**Directive 1**.
Going from the start of the listing down to and including the line that contains "The washers 154 is at (428, 680).", repeat every line word for word, but omit the pictures.

**Document excerpt**.
================

I recently keynoted an annual kickoff for a very large, DC-based, bureaucratic organization. The person in charge had done an amazing job marshaling and encouraging the stakeholders, creating a valuable, innovative, and fun event. I sent her a note acknowledging her contribution. She sent back asking me to reword it that she was “part of the team.”
I observed what she did while her boss was running around admiring himself, acting the star. There had been a change for better demonstrated, and the organization was incapable of defining what had worked.
If the management can’t see good when it’s being done, there’s a slim chance of following through to success.
Yep, especially–
#3, rules and processes – and the point about real or perceived.
#4, inconsistent attitudes toward innovation among leadership, management and staff.
I agree with Dannielle on pulling out 3 and 4. Most program managers know that it’s all fine until you stir up something and then the forces of inertia swarm you and leadership mostly doesn’t have your back. How do you change the culture to you are in trouble if you don’t innovate? That’s a big change.
What is missing is time and money. Innovation can often increase efficiency, saving time and money. However, innovation is “above and beyond” day-to-day business and duties. Therefore, innovation first COSTS time and money. Innovation is an INVESTMENT.
I both agree and disagree with your first point — big problems to solve. I agree govt shouldn’t undertake some small project simply because it is doable and skip larger projects because they are complex. However, the recent history of large technology projects in government, especially the US Govt, has not been a good one. I believe the govt must break down larger projects into manageable smaller ones, and test and integrate them as they move along. Healthcare.gov appears to be one where the govt tried to do too much in too short of time, with insufficient interaction between project teams, and leadership unwilling to recognize/accept problems and “failure” (that is, not meeting scheduled promises, such as deadlines, per Sec. Sebelius’ “delay was not an option” statement). Many in the project, public and private, appeared to be reluctant to speak out to say things didn’t look like they should. The project appears to also have been somehwat stove-piped, as evidenced by the article on Sivak’s work with Development Seed. This innovative work was not well integrated with the rest of the project. I would like to hear more about what is being done now to get the web site back on track, innovative ideas or approaches, who is doing what in which teams, etc. build was a lesson in what not to do. The fix could be a lesson in what should be done.

================

**Task data**.
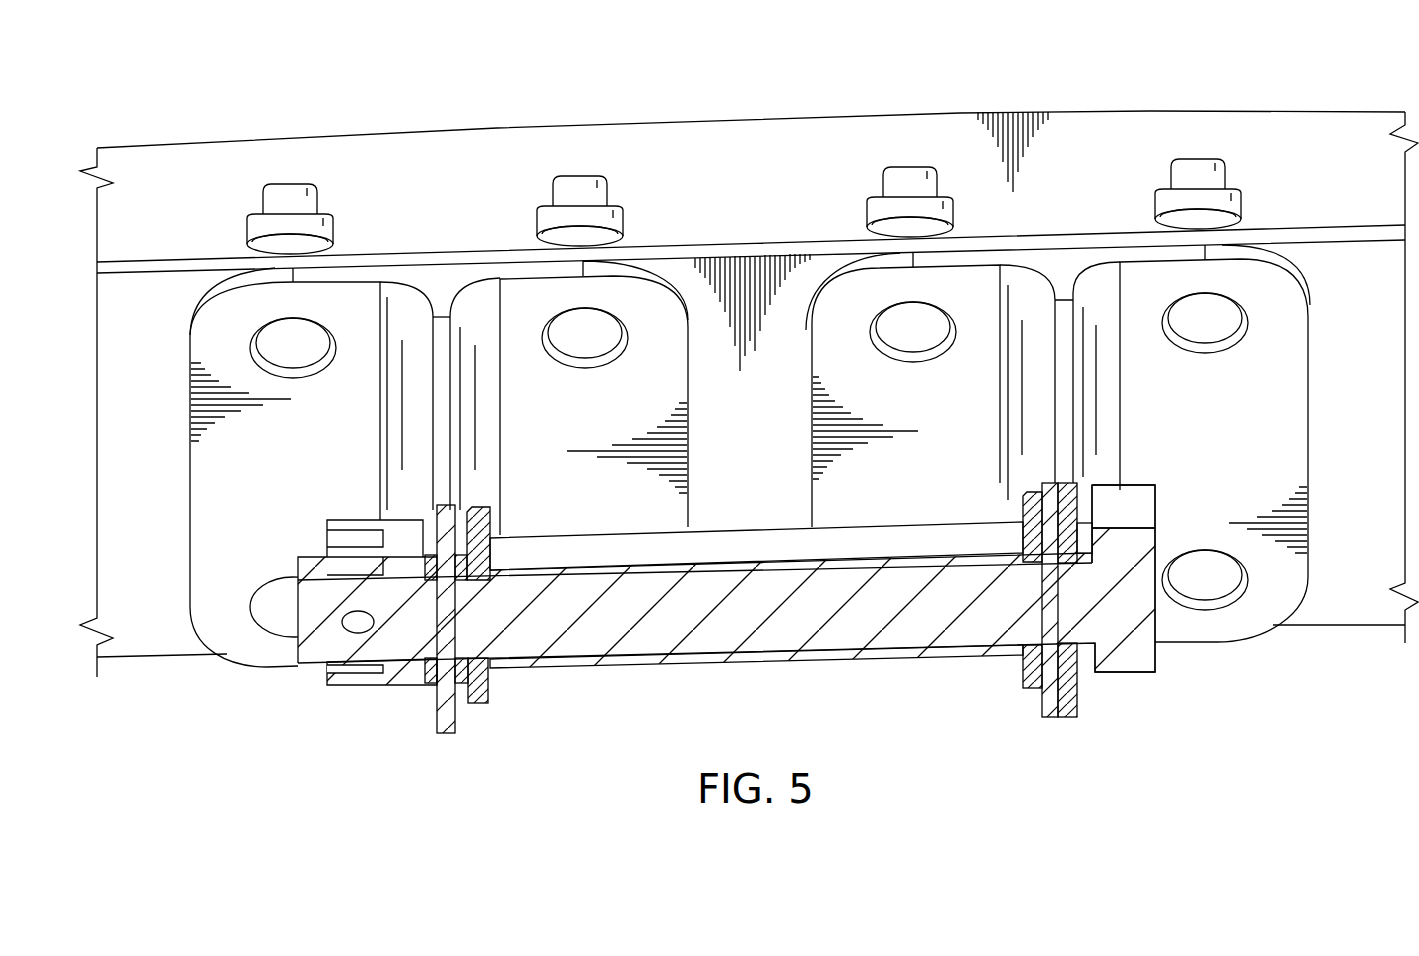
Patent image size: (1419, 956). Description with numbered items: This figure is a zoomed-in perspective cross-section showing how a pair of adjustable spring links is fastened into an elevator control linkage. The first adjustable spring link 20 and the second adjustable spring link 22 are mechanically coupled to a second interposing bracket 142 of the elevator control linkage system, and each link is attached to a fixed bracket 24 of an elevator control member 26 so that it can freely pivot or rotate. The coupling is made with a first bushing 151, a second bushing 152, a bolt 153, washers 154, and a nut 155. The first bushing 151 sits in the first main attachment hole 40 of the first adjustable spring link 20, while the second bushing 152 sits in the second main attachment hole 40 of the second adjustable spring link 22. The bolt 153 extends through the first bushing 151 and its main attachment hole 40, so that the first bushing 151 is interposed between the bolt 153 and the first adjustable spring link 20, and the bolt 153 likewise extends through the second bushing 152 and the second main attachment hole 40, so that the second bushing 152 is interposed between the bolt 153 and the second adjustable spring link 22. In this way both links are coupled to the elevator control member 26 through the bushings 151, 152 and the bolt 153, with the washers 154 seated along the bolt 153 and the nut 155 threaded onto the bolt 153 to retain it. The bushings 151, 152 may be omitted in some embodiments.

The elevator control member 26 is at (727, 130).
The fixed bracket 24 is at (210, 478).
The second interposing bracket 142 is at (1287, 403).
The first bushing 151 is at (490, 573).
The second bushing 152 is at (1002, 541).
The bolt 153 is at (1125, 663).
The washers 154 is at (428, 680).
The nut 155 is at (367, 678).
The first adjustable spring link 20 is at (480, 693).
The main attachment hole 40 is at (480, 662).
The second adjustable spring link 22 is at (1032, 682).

================

**Directive 2**.
From the comments on government innovation, quote the passage that starts at the words "Yep, especially–" and stops after "is an INVESTMENT.".

**Written reply 1**.
Patent image size: (1419, 956). Description with numbered items: This figure is a zoomed-in perspective cross-section showing how a pair of adjustable spring links is fastened into an elevator control linkage. The first adjustable spring link 20 and the second adjustable spring link 22 are mechanically coupled to a second interposing bracket 142 of the elevator control linkage system, and each link is attached to a fixed bracket 24 of an elevator control member 26 so that it can freely pivot or rotate. The coupling is made with a first bushing 151, a second bushing 152, a bolt 153, washers 154, and a nut 155. The first bushing 151 sits in the first main attachment hole 40 of the first adjustable spring link 20, while the second bushing 152 sits in the second main attachment hole 40 of the second adjustable spring link 22. The bolt 153 extends through the first bushing 151 and its main attachment hole 40, so that the first bushing 151 is interposed between the bolt 153 and the first adjustable spring link 20, and the bolt 153 likewise extends through the second bushing 152 and the second main attachment hole 40, so that the second bushing 152 is interposed between the bolt 153 and the second adjustable spring link 22. In this way both links are coupled to the elevator control member 26 through the bushings 151, 152 and the bolt 153, with the washers 154 seated along the bolt 153 and the nut 155 threaded onto the bolt 153 to retain it. The bushings 151, 152 may be omitted in some embodiments.

The elevator control member 26 is at (727, 130).
The fixed bracket 24 is at (210, 478).
The second interposing bracket 142 is at (1287, 403).
The first bushing 151 is at (490, 573).
The second bushing 152 is at (1002, 541).
The bolt 153 is at (1125, 663).
The washers 154 is at (428, 680).

**Written reply 2**.
Yep, especially–
#3, rules and processes – and the point about real or perceived.
#4, inconsistent attitudes toward innovation among leadership, management and staff.
I agree with Dannielle on pulling out 3 and 4. Most program managers know that it’s all fine until you stir up something and then the forces of inertia swarm you and leadership mostly doesn’t have your back. How do you change the culture to you are in trouble if you don’t innovate? That’s a big change.
What is missing is time and money. Innovation can often increase efficiency, saving time and money. However, innovation is “above and beyond” day-to-day business and duties. Therefore, innovation first COSTS time and money. Innovation is an INVESTMENT.